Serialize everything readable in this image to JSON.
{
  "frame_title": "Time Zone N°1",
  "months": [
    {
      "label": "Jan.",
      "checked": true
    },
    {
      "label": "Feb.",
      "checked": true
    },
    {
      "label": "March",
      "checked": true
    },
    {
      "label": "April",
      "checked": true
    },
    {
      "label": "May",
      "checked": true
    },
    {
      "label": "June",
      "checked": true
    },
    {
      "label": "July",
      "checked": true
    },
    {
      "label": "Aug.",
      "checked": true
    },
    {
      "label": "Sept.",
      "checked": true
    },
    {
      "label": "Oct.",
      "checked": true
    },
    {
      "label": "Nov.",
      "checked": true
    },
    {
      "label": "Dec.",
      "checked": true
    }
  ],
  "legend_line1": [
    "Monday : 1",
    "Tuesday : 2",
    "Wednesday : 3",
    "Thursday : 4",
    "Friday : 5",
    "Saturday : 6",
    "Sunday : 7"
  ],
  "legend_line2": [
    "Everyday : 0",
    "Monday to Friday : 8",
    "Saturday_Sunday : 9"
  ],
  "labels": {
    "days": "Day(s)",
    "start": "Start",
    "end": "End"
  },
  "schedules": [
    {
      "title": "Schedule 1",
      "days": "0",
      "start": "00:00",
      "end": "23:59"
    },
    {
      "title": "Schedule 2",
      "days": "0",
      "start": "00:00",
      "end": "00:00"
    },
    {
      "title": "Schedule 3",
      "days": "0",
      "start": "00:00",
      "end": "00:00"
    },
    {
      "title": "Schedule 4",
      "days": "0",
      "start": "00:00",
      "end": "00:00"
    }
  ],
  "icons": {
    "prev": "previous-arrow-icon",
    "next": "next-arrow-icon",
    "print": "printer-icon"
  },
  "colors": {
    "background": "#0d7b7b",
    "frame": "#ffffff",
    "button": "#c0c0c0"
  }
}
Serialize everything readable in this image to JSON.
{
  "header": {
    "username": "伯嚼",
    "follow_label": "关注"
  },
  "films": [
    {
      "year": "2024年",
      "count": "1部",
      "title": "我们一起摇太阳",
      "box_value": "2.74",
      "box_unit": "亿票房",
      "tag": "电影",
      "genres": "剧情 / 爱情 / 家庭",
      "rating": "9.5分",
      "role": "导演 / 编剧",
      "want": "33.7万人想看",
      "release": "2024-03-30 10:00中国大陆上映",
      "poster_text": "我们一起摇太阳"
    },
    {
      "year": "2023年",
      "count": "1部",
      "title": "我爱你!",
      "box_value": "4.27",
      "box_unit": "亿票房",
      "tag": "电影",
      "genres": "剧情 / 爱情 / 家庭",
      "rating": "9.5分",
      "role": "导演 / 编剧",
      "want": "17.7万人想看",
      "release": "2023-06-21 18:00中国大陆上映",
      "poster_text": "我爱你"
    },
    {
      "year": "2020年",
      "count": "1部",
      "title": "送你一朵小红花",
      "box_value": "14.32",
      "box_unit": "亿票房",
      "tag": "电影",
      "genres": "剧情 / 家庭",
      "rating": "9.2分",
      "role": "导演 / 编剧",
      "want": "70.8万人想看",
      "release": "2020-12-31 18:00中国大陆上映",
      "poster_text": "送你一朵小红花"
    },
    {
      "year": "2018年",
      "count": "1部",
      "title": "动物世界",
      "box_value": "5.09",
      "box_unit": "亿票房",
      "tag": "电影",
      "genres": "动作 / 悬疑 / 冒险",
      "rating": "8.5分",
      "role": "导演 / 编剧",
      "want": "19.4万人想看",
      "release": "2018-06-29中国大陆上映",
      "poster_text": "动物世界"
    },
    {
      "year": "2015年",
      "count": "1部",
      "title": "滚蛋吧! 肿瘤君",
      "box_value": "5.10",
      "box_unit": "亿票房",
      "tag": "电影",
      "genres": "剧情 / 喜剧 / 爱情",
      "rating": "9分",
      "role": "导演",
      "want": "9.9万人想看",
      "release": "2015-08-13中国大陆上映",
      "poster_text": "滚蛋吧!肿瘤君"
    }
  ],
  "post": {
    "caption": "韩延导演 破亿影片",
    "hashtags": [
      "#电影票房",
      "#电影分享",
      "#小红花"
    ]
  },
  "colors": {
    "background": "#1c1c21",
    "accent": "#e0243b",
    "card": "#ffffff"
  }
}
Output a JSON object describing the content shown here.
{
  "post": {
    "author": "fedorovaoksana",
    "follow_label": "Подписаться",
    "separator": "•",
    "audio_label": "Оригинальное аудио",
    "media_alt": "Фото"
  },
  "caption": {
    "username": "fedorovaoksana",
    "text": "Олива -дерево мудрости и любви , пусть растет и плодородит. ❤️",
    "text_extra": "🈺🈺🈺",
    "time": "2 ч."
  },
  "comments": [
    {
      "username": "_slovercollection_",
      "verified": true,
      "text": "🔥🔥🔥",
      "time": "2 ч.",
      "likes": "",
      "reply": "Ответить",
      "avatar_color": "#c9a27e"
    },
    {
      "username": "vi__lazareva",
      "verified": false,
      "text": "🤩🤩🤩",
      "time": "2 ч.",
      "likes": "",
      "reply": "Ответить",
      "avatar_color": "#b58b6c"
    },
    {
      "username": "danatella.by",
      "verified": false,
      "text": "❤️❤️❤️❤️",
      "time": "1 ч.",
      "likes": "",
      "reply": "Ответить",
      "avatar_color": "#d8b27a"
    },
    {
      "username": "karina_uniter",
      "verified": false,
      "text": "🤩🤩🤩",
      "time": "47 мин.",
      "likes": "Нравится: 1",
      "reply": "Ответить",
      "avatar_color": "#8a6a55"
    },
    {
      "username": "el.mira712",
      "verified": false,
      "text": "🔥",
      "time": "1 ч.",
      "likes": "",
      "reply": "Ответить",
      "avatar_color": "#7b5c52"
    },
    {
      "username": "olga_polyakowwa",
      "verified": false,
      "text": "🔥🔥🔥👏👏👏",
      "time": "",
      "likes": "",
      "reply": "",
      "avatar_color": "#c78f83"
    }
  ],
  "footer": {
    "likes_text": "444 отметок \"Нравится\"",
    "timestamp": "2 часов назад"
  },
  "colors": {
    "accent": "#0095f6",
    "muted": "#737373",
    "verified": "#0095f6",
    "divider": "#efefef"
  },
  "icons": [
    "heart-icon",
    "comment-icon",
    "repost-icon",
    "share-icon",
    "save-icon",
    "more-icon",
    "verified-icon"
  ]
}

Problem →
Extract the complete listing above, reproducing each line exactly.

Answer in full →
Serialize everything readable in this image to JSON.
{
  "frame_title": "Time Zone N°1",
  "months": [
    {
      "label": "Jan.",
      "checked": true
    },
    {
      "label": "Feb.",
      "checked": true
    },
    {
      "label": "March",
      "checked": true
    },
    {
      "label": "April",
      "checked": true
    },
    {
      "label": "May",
      "checked": true
    },
    {
      "label": "June",
      "checked": true
    },
    {
      "label": "July",
      "checked": true
    },
    {
      "label": "Aug.",
      "checked": true
    },
    {
      "label": "Sept.",
      "checked": true
    },
    {
      "label": "Oct.",
      "checked": true
    },
    {
      "label": "Nov.",
      "checked": true
    },
    {
      "label": "Dec.",
      "checked": true
    }
  ],
  "legend_line1": [
    "Monday : 1",
    "Tuesday : 2",
    "Wednesday : 3",
    "Thursday : 4",
    "Friday : 5",
    "Saturday : 6",
    "Sunday : 7"
  ],
  "legend_line2": [
    "Everyday : 0",
    "Monday to Friday : 8",
    "Saturday_Sunday : 9"
  ],
  "labels": {
    "days": "Day(s)",
    "start": "Start",
    "end": "End"
  },
  "schedules": [
    {
      "title": "Schedule 1",
      "days": "0",
      "start": "00:00",
      "end": "23:59"
    },
    {
      "title": "Schedule 2",
      "days": "0",
      "start": "00:00",
      "end": "00:00"
    },
    {
      "title": "Schedule 3",
      "days": "0",
      "start": "00:00",
      "end": "00:00"
    },
    {
      "title": "Schedule 4",
      "days": "0",
      "start": "00:00",
      "end": "00:00"
    }
  ],
  "icons": {
    "prev": "previous-arrow-icon",
    "next": "next-arrow-icon",
    "print": "printer-icon"
  },
  "colors": {
    "background": "#0d7b7b",
    "frame": "#ffffff",
    "button": "#c0c0c0"
  }
}
Serialize everything readable in this image to JSON.
{
  "header": {
    "username": "伯嚼",
    "follow_label": "关注"
  },
  "films": [
    {
      "year": "2024年",
      "count": "1部",
      "title": "我们一起摇太阳",
      "box_value": "2.74",
      "box_unit": "亿票房",
      "tag": "电影",
      "genres": "剧情 / 爱情 / 家庭",
      "rating": "9.5分",
      "role": "导演 / 编剧",
      "want": "33.7万人想看",
      "release": "2024-03-30 10:00中国大陆上映",
      "poster_text": "我们一起摇太阳"
    },
    {
      "year": "2023年",
      "count": "1部",
      "title": "我爱你!",
      "box_value": "4.27",
      "box_unit": "亿票房",
      "tag": "电影",
      "genres": "剧情 / 爱情 / 家庭",
      "rating": "9.5分",
      "role": "导演 / 编剧",
      "want": "17.7万人想看",
      "release": "2023-06-21 18:00中国大陆上映",
      "poster_text": "我爱你"
    },
    {
      "year": "2020年",
      "count": "1部",
      "title": "送你一朵小红花",
      "box_value": "14.32",
      "box_unit": "亿票房",
      "tag": "电影",
      "genres": "剧情 / 家庭",
      "rating": "9.2分",
      "role": "导演 / 编剧",
      "want": "70.8万人想看",
      "release": "2020-12-31 18:00中国大陆上映",
      "poster_text": "送你一朵小红花"
    },
    {
      "year": "2018年",
      "count": "1部",
      "title": "动物世界",
      "box_value": "5.09",
      "box_unit": "亿票房",
      "tag": "电影",
      "genres": "动作 / 悬疑 / 冒险",
      "rating": "8.5分",
      "role": "导演 / 编剧",
      "want": "19.4万人想看",
      "release": "2018-06-29中国大陆上映",
      "poster_text": "动物世界"
    },
    {
      "year": "2015年",
      "count": "1部",
      "title": "滚蛋吧! 肿瘤君",
      "box_value": "5.10",
      "box_unit": "亿票房",
      "tag": "电影",
      "genres": "剧情 / 喜剧 / 爱情",
      "rating": "9分",
      "role": "导演",
      "want": "9.9万人想看",
      "release": "2015-08-13中国大陆上映",
      "poster_text": "滚蛋吧!肿瘤君"
    }
  ],
  "post": {
    "caption": "韩延导演 破亿影片",
    "hashtags": [
      "#电影票房",
      "#电影分享",
      "#小红花"
    ]
  },
  "colors": {
    "background": "#1c1c21",
    "accent": "#e0243b",
    "card": "#ffffff"
  }
}
Output a JSON object describing the content shown here.
{
  "post": {
    "author": "fedorovaoksana",
    "follow_label": "Подписаться",
    "separator": "•",
    "audio_label": "Оригинальное аудио",
    "media_alt": "Фото"
  },
  "caption": {
    "username": "fedorovaoksana",
    "text": "Олива -дерево мудрости и любви , пусть растет и плодородит. ❤️",
    "text_extra": "🈺🈺🈺",
    "time": "2 ч."
  },
  "comments": [
    {
      "username": "_slovercollection_",
      "verified": true,
      "text": "🔥🔥🔥",
      "time": "2 ч.",
      "likes": "",
      "reply": "Ответить",
      "avatar_color": "#c9a27e"
    },
    {
      "username": "vi__lazareva",
      "verified": false,
      "text": "🤩🤩🤩",
      "time": "2 ч.",
      "likes": "",
      "reply": "Ответить",
      "avatar_color": "#b58b6c"
    },
    {
      "username": "danatella.by",
      "verified": false,
      "text": "❤️❤️❤️❤️",
      "time": "1 ч.",
      "likes": "",
      "reply": "Ответить",
      "avatar_color": "#d8b27a"
    },
    {
      "username": "karina_uniter",
      "verified": false,
      "text": "🤩🤩🤩",
      "time": "47 мин.",
      "likes": "Нравится: 1",
      "reply": "Ответить",
      "avatar_color": "#8a6a55"
    },
    {
      "username": "el.mira712",
      "verified": false,
      "text": "🔥",
      "time": "1 ч.",
      "likes": "",
      "reply": "Ответить",
      "avatar_color": "#7b5c52"
    },
    {
      "username": "olga_polyakowwa",
      "verified": false,
      "text": "🔥🔥🔥👏👏👏",
      "time": "",
      "likes": "",
      "reply": "",
      "avatar_color": "#c78f83"
    }
  ],
  "footer": {
    "likes_text": "444 отметок \"Нравится\"",
    "timestamp": "2 часов назад"
  },
  "colors": {
    "accent": "#0095f6",
    "muted": "#737373",
    "verified": "#0095f6",
    "divider": "#efefef"
  },
  "icons": [
    "heart-icon",
    "comment-icon",
    "repost-icon",
    "share-icon",
    "save-icon",
    "more-icon",
    "verified-icon"
  ]
}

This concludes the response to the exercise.